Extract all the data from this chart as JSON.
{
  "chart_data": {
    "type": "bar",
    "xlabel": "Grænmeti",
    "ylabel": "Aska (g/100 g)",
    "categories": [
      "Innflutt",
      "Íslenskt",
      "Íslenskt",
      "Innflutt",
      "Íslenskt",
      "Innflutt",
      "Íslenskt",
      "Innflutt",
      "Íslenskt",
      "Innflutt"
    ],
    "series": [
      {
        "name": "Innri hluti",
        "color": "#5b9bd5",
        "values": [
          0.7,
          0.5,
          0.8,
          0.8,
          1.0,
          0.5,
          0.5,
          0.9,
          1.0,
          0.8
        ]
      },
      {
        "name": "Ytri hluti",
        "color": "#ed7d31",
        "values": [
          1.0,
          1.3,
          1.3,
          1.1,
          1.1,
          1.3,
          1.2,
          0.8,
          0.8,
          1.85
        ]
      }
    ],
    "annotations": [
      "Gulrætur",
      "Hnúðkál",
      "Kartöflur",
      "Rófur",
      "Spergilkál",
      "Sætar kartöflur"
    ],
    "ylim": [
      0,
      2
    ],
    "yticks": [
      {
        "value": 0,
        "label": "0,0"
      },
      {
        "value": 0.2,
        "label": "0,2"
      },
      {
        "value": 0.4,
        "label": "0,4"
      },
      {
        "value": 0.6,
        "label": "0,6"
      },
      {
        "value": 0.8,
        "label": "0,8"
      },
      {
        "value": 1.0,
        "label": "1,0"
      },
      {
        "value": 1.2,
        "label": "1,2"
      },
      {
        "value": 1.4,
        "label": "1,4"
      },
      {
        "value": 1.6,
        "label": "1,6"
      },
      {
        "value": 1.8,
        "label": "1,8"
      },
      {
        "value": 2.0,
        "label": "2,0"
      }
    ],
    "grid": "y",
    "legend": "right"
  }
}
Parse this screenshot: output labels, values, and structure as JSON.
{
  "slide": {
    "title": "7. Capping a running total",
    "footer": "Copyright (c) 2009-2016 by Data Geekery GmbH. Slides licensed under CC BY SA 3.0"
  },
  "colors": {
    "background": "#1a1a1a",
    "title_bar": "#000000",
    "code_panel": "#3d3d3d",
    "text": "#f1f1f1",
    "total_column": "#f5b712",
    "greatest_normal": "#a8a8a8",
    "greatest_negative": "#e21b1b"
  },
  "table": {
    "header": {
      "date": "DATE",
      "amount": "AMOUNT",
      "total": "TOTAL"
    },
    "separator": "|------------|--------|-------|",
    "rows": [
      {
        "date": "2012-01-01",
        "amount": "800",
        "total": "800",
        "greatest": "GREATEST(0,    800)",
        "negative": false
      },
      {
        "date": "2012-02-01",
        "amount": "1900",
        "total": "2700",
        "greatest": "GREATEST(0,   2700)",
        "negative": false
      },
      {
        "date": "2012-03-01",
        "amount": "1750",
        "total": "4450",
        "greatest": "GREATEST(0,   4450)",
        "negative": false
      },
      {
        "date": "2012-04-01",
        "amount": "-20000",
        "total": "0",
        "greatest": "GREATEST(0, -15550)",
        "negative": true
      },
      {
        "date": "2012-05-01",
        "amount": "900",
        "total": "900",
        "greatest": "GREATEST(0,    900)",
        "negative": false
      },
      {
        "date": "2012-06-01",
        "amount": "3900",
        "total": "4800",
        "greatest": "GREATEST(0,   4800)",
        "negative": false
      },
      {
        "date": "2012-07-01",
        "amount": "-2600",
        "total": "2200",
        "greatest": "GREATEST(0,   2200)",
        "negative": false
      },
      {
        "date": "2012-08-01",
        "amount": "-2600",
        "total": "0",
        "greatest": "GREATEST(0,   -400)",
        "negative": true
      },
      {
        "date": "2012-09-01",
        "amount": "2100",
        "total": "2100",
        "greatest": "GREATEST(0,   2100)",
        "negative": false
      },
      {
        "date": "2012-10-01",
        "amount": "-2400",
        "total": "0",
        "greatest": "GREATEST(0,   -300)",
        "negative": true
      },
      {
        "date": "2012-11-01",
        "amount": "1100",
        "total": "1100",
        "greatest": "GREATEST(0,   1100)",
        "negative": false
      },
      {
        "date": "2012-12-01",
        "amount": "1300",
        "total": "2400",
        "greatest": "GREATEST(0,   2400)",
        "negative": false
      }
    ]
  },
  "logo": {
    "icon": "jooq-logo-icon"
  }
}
=======
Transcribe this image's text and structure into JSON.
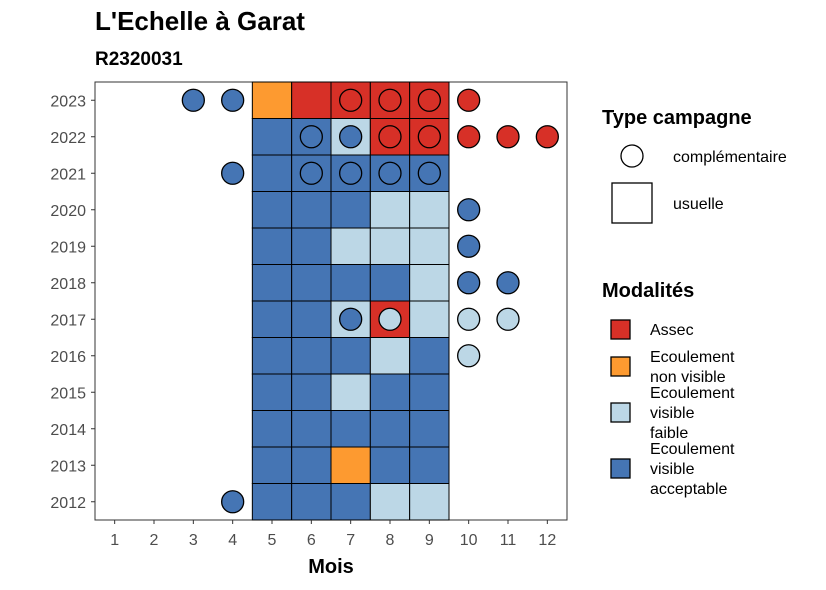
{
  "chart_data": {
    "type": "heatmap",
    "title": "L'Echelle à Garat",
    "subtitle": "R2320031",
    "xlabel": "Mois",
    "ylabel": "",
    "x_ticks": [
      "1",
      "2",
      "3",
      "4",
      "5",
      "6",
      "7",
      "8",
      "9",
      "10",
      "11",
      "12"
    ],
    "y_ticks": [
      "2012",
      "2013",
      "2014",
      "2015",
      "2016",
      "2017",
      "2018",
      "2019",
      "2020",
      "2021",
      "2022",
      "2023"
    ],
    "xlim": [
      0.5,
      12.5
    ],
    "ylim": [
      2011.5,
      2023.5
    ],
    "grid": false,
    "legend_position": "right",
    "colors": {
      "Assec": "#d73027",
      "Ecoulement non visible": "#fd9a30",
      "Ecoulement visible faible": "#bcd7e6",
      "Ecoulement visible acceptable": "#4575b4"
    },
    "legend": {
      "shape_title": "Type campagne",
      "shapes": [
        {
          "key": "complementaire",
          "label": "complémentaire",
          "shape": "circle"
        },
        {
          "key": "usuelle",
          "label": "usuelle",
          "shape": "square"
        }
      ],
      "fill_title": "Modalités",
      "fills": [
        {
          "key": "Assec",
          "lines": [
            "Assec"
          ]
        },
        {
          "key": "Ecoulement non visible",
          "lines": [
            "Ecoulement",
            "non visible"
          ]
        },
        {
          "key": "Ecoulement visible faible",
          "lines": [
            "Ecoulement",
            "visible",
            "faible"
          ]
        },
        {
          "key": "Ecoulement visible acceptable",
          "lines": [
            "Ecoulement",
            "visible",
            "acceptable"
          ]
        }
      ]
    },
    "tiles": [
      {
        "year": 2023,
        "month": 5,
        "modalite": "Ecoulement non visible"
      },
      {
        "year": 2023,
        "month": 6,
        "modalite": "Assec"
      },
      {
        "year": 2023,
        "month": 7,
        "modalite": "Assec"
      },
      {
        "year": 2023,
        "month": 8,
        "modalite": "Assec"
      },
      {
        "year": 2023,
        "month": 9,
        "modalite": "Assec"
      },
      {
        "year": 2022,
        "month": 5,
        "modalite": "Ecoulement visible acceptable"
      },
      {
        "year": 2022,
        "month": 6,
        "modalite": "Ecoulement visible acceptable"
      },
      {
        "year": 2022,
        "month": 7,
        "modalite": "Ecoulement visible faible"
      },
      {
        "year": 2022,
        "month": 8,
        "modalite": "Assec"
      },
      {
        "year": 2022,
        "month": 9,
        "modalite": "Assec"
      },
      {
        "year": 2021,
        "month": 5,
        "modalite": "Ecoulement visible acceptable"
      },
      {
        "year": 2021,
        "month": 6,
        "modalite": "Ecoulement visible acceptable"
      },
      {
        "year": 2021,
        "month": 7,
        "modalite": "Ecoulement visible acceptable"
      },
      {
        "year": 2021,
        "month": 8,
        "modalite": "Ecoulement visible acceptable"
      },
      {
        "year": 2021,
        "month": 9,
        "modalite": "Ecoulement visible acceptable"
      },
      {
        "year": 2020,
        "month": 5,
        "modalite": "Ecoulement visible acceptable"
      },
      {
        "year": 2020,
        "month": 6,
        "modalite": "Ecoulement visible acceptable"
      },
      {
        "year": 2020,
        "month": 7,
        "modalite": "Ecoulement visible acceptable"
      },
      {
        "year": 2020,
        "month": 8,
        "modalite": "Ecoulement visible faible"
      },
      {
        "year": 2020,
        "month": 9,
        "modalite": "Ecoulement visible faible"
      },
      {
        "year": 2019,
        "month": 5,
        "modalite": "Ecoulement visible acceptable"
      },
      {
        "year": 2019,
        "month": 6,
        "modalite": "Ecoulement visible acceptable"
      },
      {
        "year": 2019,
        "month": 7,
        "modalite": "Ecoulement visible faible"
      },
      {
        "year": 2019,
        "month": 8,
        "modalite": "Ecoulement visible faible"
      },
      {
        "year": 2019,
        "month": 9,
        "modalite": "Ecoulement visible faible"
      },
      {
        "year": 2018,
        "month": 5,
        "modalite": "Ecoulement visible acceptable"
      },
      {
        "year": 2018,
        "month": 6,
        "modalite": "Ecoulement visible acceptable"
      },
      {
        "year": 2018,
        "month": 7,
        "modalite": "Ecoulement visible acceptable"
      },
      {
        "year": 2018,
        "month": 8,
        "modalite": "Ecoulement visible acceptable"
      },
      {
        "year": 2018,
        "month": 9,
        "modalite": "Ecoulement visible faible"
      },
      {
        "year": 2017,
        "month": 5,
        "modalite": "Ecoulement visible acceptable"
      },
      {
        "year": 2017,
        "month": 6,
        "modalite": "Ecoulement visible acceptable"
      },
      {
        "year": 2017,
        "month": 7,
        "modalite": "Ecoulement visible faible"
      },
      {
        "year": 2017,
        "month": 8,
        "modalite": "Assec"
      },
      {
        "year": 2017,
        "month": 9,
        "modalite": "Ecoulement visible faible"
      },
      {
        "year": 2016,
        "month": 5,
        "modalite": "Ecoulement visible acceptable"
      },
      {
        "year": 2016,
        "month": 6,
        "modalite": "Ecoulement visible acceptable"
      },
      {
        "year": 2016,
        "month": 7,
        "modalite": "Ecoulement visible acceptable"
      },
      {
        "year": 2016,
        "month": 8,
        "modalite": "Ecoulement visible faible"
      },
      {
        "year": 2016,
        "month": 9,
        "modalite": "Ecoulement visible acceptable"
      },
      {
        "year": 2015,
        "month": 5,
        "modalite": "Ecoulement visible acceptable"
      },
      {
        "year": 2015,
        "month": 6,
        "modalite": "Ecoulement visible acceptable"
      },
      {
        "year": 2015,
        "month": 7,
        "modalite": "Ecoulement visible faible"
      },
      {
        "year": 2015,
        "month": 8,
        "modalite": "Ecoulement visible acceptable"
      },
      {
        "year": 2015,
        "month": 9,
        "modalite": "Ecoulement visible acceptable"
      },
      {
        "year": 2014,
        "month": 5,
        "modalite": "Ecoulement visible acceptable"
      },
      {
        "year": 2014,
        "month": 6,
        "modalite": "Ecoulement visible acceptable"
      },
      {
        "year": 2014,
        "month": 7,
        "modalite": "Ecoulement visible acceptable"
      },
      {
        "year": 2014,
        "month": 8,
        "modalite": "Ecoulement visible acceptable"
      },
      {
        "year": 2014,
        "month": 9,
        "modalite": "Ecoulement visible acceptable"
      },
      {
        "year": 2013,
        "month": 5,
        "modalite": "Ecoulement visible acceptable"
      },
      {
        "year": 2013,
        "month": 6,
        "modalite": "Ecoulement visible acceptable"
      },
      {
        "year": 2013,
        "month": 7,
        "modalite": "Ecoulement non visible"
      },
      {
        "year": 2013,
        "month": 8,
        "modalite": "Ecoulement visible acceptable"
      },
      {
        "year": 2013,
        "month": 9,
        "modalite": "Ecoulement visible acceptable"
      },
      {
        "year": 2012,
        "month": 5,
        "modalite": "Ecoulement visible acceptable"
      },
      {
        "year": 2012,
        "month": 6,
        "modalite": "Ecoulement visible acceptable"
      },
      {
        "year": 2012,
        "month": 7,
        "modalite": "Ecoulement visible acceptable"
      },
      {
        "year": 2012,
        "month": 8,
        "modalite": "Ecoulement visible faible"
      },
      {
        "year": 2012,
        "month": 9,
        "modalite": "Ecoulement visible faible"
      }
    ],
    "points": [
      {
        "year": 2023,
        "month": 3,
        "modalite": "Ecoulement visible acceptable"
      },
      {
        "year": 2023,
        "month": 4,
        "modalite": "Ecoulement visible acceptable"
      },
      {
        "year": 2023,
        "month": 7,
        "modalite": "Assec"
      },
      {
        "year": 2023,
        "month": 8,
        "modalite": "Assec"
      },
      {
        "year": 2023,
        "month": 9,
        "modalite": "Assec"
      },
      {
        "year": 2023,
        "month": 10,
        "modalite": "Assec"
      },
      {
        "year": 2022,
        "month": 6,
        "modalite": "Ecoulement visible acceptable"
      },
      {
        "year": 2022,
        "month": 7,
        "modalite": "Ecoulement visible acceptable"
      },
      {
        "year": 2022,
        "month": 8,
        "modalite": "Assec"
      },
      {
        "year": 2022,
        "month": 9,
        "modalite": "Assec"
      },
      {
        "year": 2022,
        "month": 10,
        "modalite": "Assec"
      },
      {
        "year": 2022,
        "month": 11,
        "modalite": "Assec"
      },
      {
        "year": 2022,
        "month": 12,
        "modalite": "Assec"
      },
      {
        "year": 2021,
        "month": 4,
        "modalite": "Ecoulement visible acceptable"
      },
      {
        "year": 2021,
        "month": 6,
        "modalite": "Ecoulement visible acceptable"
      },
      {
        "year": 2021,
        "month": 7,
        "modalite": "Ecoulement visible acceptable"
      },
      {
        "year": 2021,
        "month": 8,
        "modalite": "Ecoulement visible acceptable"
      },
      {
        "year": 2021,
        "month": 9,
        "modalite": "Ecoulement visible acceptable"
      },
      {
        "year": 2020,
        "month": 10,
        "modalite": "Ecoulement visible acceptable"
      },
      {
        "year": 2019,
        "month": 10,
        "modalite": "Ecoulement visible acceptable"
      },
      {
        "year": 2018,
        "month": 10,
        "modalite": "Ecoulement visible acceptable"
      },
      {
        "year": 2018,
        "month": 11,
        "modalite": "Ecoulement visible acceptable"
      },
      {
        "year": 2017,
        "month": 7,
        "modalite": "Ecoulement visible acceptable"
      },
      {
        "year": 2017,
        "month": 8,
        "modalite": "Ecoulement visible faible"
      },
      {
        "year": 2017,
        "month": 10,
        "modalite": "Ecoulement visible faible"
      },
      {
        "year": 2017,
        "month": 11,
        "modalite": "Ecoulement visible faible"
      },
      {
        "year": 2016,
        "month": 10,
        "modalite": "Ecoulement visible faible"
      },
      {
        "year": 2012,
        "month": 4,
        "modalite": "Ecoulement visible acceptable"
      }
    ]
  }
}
=======
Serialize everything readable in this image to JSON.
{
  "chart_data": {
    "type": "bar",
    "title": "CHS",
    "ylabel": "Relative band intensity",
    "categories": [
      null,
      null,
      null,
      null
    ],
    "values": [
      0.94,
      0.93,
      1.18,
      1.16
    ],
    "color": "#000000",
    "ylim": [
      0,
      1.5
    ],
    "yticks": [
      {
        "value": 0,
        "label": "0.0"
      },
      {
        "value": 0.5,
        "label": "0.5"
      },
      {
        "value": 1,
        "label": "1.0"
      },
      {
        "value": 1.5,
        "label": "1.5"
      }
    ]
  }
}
=======
In the records above, how many lines include the string "structure"? Answer with only the number.

## In response
2